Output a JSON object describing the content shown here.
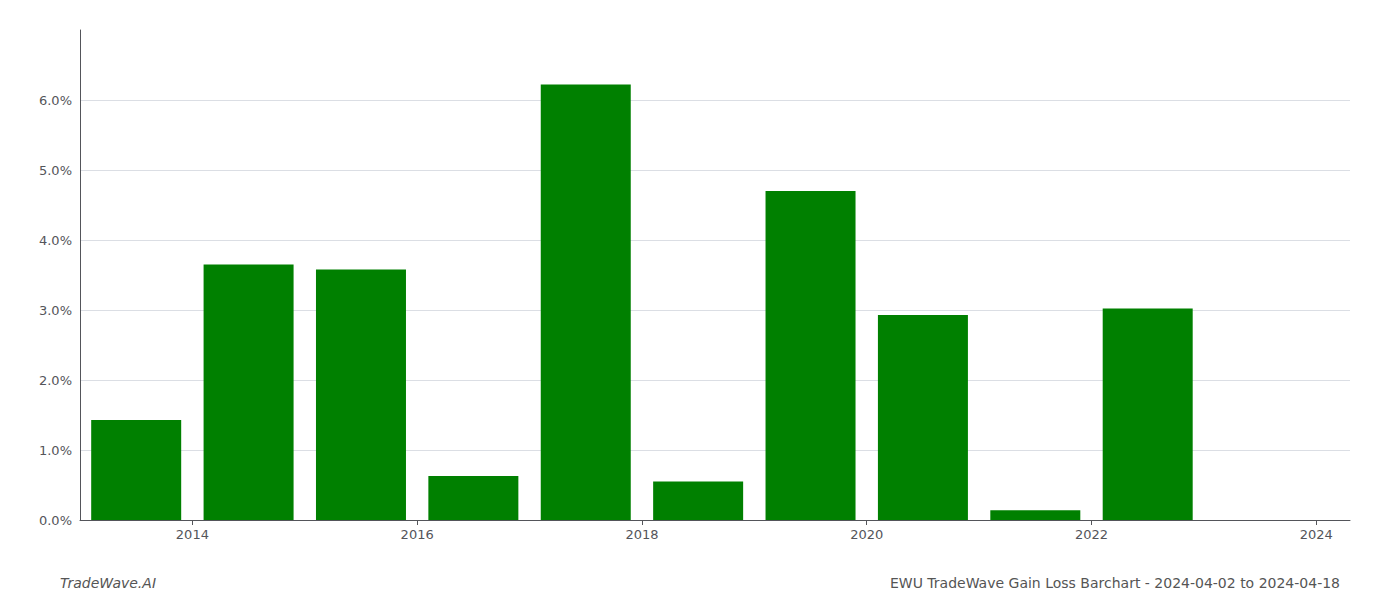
{
  "chart_data": {
    "type": "bar",
    "x": [
      2014,
      2015,
      2016,
      2017,
      2018,
      2019,
      2020,
      2021,
      2022,
      2023,
      2024
    ],
    "values": [
      0.0143,
      0.0365,
      0.0358,
      0.0063,
      0.0622,
      0.0055,
      0.047,
      0.0293,
      0.0014,
      0.0302,
      0.0
    ],
    "color": "#008000",
    "xlim": [
      2013.5,
      2024.8
    ],
    "xticks": [
      {
        "value": 2014.5,
        "label": "2014"
      },
      {
        "value": 2016.5,
        "label": "2016"
      },
      {
        "value": 2018.5,
        "label": "2018"
      },
      {
        "value": 2020.5,
        "label": "2020"
      },
      {
        "value": 2022.5,
        "label": "2022"
      },
      {
        "value": 2024.5,
        "label": "2024"
      }
    ],
    "ylim": [
      0,
      0.07
    ],
    "yticks": [
      {
        "value": 0.0,
        "label": "0.0%"
      },
      {
        "value": 0.01,
        "label": "1.0%"
      },
      {
        "value": 0.02,
        "label": "2.0%"
      },
      {
        "value": 0.03,
        "label": "3.0%"
      },
      {
        "value": 0.04,
        "label": "4.0%"
      },
      {
        "value": 0.05,
        "label": "5.0%"
      },
      {
        "value": 0.06,
        "label": "6.0%"
      }
    ],
    "grid": true,
    "annotations": [
      "TradeWave.AI",
      "EWU TradeWave Gain Loss Barchart - 2024-04-02 to 2024-04-18"
    ]
  }
}
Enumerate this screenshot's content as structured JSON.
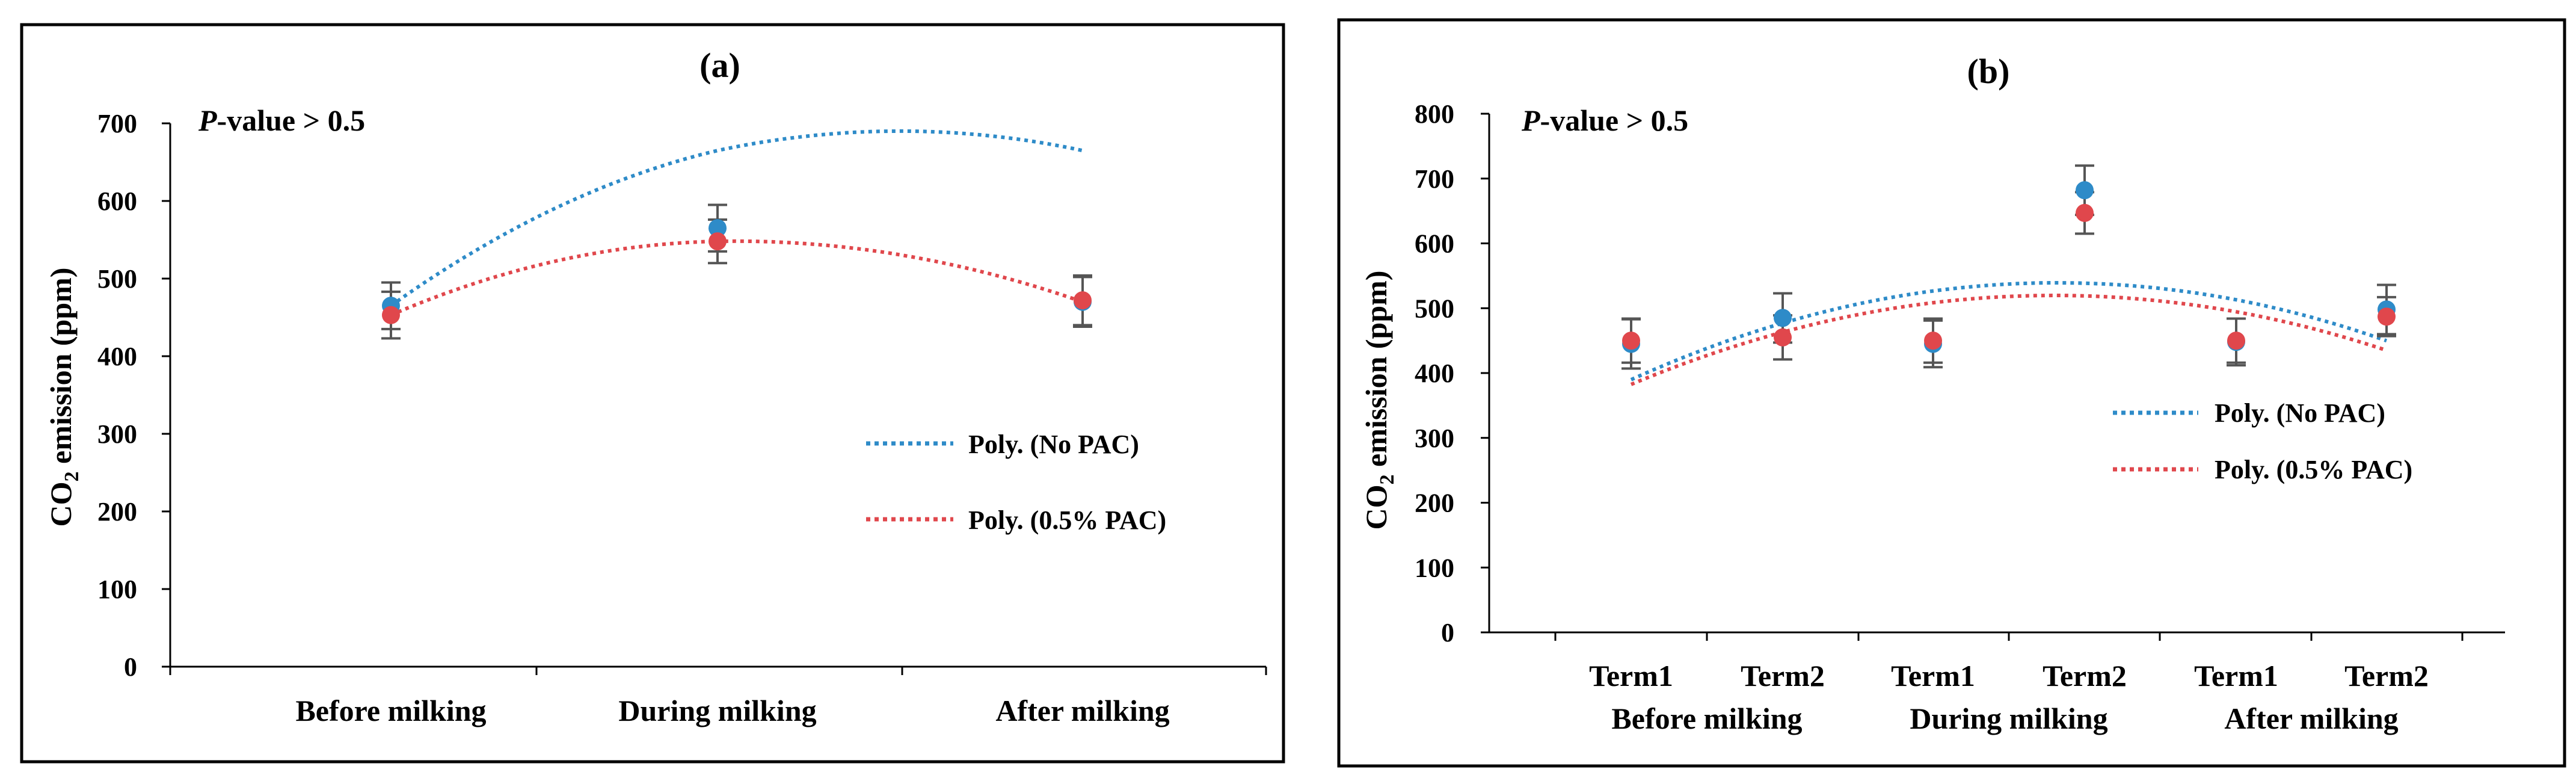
{
  "colors": {
    "no_pac": "#2E8BC8",
    "pac": "#E0474C",
    "error_bar": "#555555",
    "frame": "#000000"
  },
  "p_value": {
    "italic": "P",
    "rest": "-value > 0.5"
  },
  "chart_data": [
    {
      "type": "scatter",
      "panel_label": "(a)",
      "ylabel": {
        "main": "CO",
        "sub": "2",
        "rest": " emission (ppm)"
      },
      "ylim": [
        0,
        700
      ],
      "yticks": [
        "0",
        "100",
        "200",
        "300",
        "400",
        "500",
        "600",
        "700"
      ],
      "categories": [
        "Before milking",
        "During  milking",
        "After milking"
      ],
      "series": [
        {
          "name": "No PAC",
          "values": [
            465,
            565,
            470
          ],
          "errors": [
            30,
            30,
            32
          ]
        },
        {
          "name": "0.5% PAC",
          "values": [
            453,
            548,
            472
          ],
          "errors": [
            30,
            28,
            32
          ]
        }
      ],
      "trendlines": [
        {
          "label": "Poly. (No PAC)",
          "coeffs": [
            -100,
            500,
            65
          ]
        },
        {
          "label": "Poly. (0.5% PAC)",
          "coeffs": [
            -86.5,
            354.5,
            185
          ]
        }
      ],
      "legend_position": "right"
    },
    {
      "type": "scatter",
      "panel_label": "(b)",
      "ylabel": {
        "main": "CO",
        "sub": "2",
        "rest": " emission (ppm)"
      },
      "ylim": [
        0,
        800
      ],
      "yticks": [
        "0",
        "100",
        "200",
        "300",
        "400",
        "500",
        "600",
        "700",
        "800"
      ],
      "categories": [
        "Term1",
        "Term2",
        "Term1",
        "Term2",
        "Term1",
        "Term2"
      ],
      "groups": [
        {
          "first": "Before",
          "second": "milking"
        },
        {
          "first": "During",
          "second": "milking"
        },
        {
          "first": "After",
          "second": "milking"
        }
      ],
      "series": [
        {
          "name": "No PAC",
          "values": [
            445,
            485,
            445,
            682,
            448,
            498
          ],
          "errors": [
            38,
            38,
            36,
            38,
            36,
            38
          ]
        },
        {
          "name": "0.5% PAC",
          "values": [
            450,
            455,
            450,
            647,
            450,
            487
          ],
          "errors": [
            34,
            34,
            34,
            32,
            34,
            30
          ]
        }
      ],
      "trendlines": [
        {
          "label": "Poly. (No PAC)",
          "coeffs": [
            -18.8,
            143.6,
            265
          ]
        },
        {
          "label": "Poly. (0.5% PAC)",
          "coeffs": [
            -17.5,
            133,
            267
          ]
        }
      ],
      "legend_position": "right"
    }
  ]
}
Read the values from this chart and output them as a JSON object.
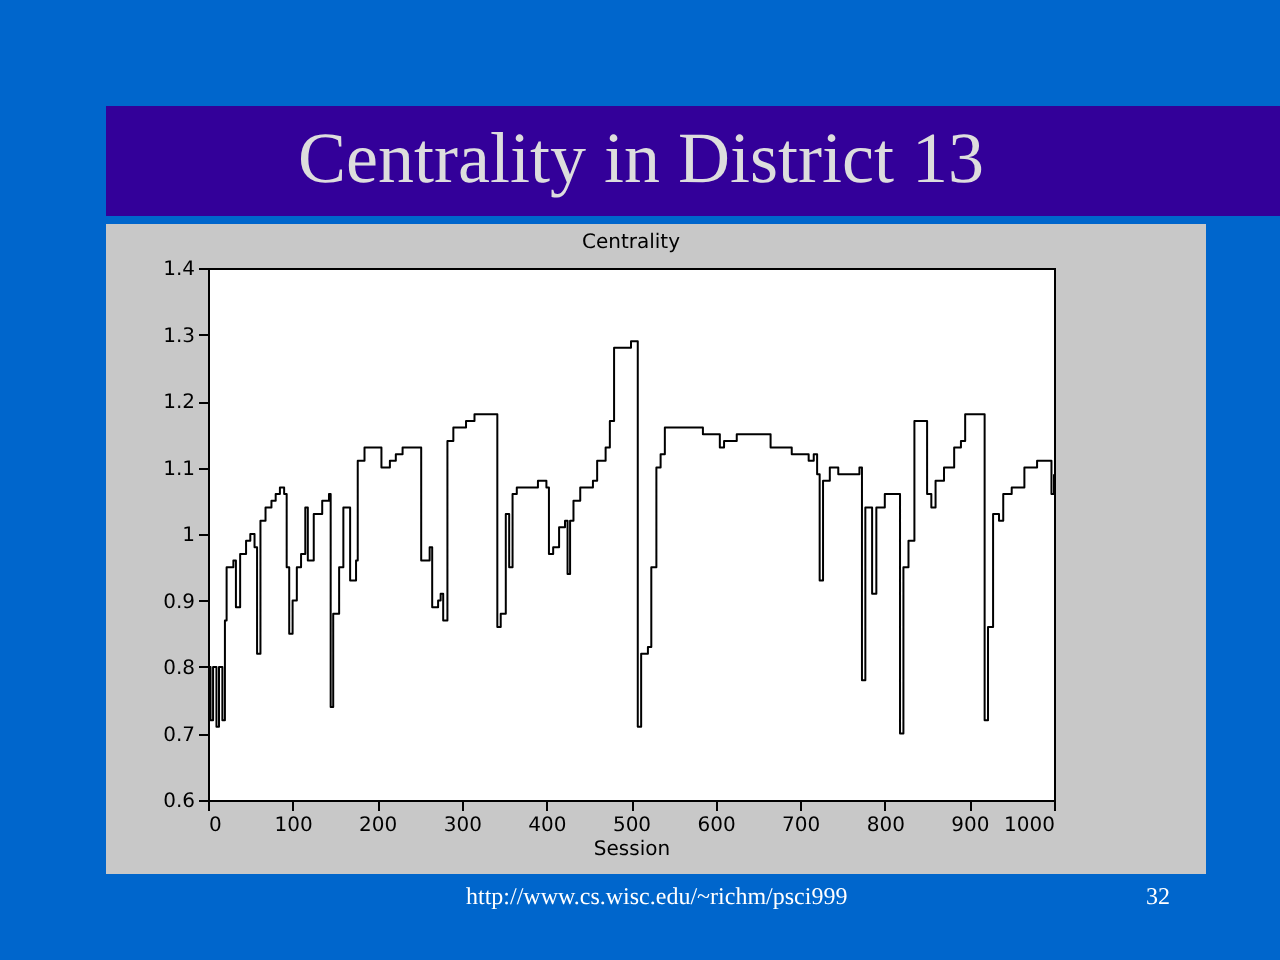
{
  "chart_data": {
    "type": "step",
    "title": "Centrality in District 13",
    "subtitle": "Centrality",
    "xlabel": "Session",
    "annotations": [
      "http://www.cs.wisc.edu/~richm/psci999",
      "32"
    ],
    "x": [
      0,
      3,
      6,
      10,
      13,
      17,
      20,
      22,
      30,
      33,
      38,
      45,
      50,
      55,
      58,
      62,
      68,
      75,
      80,
      85,
      90,
      93,
      96,
      100,
      105,
      110,
      115,
      118,
      125,
      135,
      143,
      145,
      148,
      155,
      160,
      168,
      175,
      177,
      185,
      200,
      205,
      215,
      222,
      230,
      245,
      252,
      262,
      265,
      272,
      275,
      278,
      283,
      290,
      305,
      315,
      330,
      338,
      342,
      346,
      352,
      356,
      360,
      365,
      390,
      400,
      403,
      408,
      415,
      422,
      425,
      428,
      432,
      440,
      455,
      460,
      470,
      475,
      480,
      500,
      505,
      508,
      512,
      520,
      524,
      530,
      535,
      540,
      560,
      580,
      585,
      595,
      605,
      610,
      625,
      640,
      660,
      665,
      690,
      705,
      710,
      716,
      720,
      723,
      727,
      735,
      745,
      760,
      770,
      773,
      777,
      785,
      790,
      800,
      810,
      815,
      818,
      822,
      828,
      835,
      845,
      850,
      855,
      860,
      870,
      882,
      890,
      895,
      915,
      918,
      922,
      928,
      935,
      940,
      950,
      958,
      965,
      975,
      980,
      995,
      997,
      1000
    ],
    "series": [
      {
        "color": "#000000",
        "values": [
          0.8,
          0.72,
          0.8,
          0.71,
          0.8,
          0.72,
          0.87,
          0.95,
          0.96,
          0.89,
          0.97,
          0.99,
          1.0,
          0.98,
          0.82,
          1.02,
          1.04,
          1.05,
          1.06,
          1.07,
          1.06,
          0.95,
          0.85,
          0.9,
          0.95,
          0.97,
          1.04,
          0.96,
          1.03,
          1.05,
          1.06,
          0.74,
          0.88,
          0.95,
          1.04,
          0.93,
          0.96,
          1.11,
          1.13,
          1.13,
          1.1,
          1.11,
          1.12,
          1.13,
          1.13,
          0.96,
          0.98,
          0.89,
          0.9,
          0.91,
          0.87,
          1.14,
          1.16,
          1.17,
          1.18,
          1.18,
          1.18,
          0.86,
          0.88,
          1.03,
          0.95,
          1.06,
          1.07,
          1.08,
          1.07,
          0.97,
          0.98,
          1.01,
          1.02,
          0.94,
          1.02,
          1.05,
          1.07,
          1.08,
          1.11,
          1.13,
          1.17,
          1.28,
          1.29,
          1.29,
          0.71,
          0.82,
          0.83,
          0.95,
          1.1,
          1.12,
          1.16,
          1.16,
          1.16,
          1.15,
          1.15,
          1.13,
          1.14,
          1.15,
          1.15,
          1.15,
          1.13,
          1.12,
          1.12,
          1.11,
          1.12,
          1.09,
          0.93,
          1.08,
          1.1,
          1.09,
          1.09,
          1.1,
          0.78,
          1.04,
          0.91,
          1.04,
          1.06,
          1.06,
          1.06,
          0.7,
          0.95,
          0.99,
          1.17,
          1.17,
          1.06,
          1.04,
          1.08,
          1.1,
          1.13,
          1.14,
          1.18,
          1.18,
          0.72,
          0.86,
          1.03,
          1.02,
          1.06,
          1.07,
          1.07,
          1.1,
          1.1,
          1.11,
          1.11,
          1.06,
          1.09
        ]
      }
    ],
    "xlim": [
      0,
      1000
    ],
    "xticks": [
      0,
      100,
      200,
      300,
      400,
      500,
      600,
      700,
      800,
      900,
      1000
    ],
    "ylim": [
      0.6,
      1.4
    ],
    "yticks": [
      0.6,
      0.7,
      0.8,
      0.9,
      1,
      1.1,
      1.2,
      1.3,
      1.4
    ],
    "grid": false,
    "marker": "none",
    "line_style": "solid"
  }
}
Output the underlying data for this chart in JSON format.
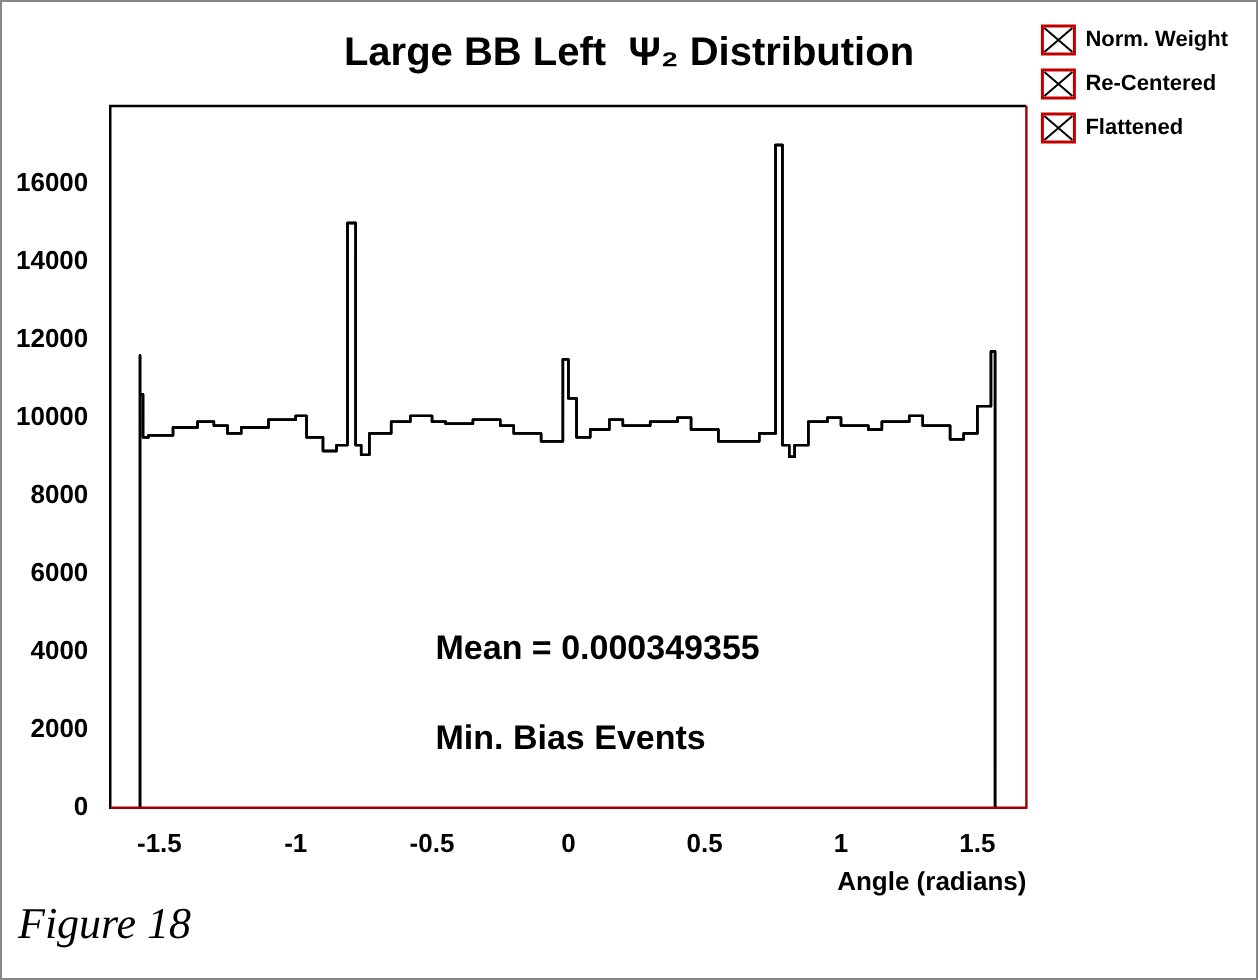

Exercise description: Check every line of the data above for the string "JSON", and copy those that have it.

Exercise output:
Output a JSON object describing the content shown here.
Enumerate this screenshot's content as structured JSON.
Read the values from this chart and output them as a JSON object.
Output the underlying data for this chart in JSON format.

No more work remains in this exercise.